- STATED EXERCISE
Go through the listing and copy each line with the string "start".

Data entries for graphics
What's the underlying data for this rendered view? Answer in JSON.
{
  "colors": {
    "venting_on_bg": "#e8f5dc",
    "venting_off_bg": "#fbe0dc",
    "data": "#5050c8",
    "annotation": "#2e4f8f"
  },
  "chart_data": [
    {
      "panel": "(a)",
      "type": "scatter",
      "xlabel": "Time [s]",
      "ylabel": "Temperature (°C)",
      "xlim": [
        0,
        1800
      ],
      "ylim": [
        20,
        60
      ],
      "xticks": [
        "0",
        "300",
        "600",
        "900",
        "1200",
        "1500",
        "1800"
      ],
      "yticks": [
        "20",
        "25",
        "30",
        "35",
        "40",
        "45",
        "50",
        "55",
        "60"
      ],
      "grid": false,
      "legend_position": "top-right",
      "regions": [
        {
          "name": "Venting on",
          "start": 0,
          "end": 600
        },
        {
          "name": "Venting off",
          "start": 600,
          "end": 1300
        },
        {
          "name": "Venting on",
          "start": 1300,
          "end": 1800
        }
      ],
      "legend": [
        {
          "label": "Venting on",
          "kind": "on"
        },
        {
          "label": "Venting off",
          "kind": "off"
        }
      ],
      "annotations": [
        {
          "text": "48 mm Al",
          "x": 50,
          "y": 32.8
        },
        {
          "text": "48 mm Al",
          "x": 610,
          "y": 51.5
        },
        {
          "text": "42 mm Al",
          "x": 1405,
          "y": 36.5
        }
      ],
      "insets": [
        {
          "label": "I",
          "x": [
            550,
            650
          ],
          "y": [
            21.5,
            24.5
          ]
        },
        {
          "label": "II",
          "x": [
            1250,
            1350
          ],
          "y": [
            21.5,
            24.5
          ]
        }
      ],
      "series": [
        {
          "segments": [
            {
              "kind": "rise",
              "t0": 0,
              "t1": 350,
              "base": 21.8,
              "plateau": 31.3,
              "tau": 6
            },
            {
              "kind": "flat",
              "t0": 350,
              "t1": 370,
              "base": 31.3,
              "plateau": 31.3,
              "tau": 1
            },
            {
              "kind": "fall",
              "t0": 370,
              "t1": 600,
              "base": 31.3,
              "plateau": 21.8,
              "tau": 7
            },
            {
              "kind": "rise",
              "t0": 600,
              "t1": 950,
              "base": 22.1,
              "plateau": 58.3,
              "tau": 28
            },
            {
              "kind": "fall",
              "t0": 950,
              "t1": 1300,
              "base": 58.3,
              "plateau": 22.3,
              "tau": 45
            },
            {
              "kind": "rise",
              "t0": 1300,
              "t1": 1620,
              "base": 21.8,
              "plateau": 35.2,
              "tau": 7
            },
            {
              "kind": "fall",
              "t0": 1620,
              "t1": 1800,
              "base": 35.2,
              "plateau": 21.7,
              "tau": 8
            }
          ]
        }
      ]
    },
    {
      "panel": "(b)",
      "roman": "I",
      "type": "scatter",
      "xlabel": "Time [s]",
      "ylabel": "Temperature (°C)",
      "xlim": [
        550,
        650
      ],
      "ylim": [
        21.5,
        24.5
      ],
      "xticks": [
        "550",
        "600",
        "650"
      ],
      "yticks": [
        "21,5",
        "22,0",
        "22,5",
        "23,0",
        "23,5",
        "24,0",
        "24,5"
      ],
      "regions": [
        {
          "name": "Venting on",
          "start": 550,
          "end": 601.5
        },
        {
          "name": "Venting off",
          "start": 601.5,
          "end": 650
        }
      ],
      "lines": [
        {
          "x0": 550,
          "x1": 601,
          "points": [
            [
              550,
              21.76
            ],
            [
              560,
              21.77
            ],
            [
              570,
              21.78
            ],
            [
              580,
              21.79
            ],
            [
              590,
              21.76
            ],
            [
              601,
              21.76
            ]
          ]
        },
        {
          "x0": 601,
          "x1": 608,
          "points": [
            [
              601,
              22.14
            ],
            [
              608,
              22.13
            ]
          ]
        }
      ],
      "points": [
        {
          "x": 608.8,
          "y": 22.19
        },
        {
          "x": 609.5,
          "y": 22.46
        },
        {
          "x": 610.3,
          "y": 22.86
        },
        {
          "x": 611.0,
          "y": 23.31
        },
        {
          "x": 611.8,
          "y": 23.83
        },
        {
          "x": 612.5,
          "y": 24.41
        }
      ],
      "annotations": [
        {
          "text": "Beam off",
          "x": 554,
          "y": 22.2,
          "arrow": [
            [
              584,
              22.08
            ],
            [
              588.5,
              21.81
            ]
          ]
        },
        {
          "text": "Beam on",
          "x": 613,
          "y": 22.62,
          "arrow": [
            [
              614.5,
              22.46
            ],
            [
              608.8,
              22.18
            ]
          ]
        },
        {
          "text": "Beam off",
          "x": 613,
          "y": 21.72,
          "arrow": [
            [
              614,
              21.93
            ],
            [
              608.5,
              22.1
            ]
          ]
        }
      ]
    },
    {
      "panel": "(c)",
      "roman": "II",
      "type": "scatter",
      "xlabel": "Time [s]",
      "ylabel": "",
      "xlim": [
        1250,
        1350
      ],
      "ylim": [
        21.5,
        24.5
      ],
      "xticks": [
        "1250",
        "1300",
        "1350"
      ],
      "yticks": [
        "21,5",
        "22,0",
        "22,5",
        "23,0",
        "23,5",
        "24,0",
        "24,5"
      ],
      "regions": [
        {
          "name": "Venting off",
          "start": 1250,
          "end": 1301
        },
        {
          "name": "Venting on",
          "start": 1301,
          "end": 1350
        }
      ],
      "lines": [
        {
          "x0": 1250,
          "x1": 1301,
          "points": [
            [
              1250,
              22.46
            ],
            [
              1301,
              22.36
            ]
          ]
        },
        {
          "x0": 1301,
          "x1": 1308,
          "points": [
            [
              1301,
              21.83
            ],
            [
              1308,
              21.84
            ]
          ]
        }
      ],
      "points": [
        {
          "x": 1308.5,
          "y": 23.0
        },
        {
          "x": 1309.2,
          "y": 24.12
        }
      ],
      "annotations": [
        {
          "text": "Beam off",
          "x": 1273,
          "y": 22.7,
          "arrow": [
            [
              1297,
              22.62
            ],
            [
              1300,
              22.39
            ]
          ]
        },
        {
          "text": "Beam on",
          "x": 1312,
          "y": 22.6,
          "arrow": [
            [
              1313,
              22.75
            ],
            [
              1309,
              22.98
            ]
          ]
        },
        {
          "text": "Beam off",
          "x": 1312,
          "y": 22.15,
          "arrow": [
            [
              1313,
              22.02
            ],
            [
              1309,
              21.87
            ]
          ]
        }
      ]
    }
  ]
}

- WRITTEN SOLUTION
          "start": 0,
          "start": 600,
          "start": 1300,
          "start": 550,
          "start": 601.5,
          "start": 1250,
          "start": 1301,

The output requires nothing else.